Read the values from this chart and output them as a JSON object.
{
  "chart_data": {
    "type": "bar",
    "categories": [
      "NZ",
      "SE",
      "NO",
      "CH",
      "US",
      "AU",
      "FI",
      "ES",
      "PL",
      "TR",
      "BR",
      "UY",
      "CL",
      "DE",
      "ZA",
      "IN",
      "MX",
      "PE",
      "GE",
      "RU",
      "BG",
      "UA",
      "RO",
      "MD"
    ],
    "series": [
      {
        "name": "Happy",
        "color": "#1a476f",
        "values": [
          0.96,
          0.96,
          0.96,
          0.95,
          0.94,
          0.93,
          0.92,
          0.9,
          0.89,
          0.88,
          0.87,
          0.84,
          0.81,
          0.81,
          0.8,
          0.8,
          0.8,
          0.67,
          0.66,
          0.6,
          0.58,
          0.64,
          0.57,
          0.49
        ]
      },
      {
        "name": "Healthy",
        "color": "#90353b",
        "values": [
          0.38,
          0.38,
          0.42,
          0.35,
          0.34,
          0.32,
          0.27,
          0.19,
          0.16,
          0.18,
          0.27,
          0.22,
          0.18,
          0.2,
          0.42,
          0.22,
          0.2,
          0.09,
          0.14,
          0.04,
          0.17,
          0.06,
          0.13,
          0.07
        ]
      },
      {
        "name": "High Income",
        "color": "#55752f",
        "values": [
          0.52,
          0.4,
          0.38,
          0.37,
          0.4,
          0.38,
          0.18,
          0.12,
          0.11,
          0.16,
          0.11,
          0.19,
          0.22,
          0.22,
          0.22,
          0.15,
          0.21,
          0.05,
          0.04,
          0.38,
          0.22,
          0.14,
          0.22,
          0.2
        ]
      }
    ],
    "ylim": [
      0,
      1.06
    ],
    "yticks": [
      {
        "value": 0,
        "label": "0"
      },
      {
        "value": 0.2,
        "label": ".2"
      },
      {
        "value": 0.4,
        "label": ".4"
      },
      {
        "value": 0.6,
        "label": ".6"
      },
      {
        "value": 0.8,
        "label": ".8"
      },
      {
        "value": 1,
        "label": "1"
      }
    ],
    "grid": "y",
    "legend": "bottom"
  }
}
::::::
| Directive |
Give the count of lines in the data shown above that contain "color", and nothing else.

| Answer below |
3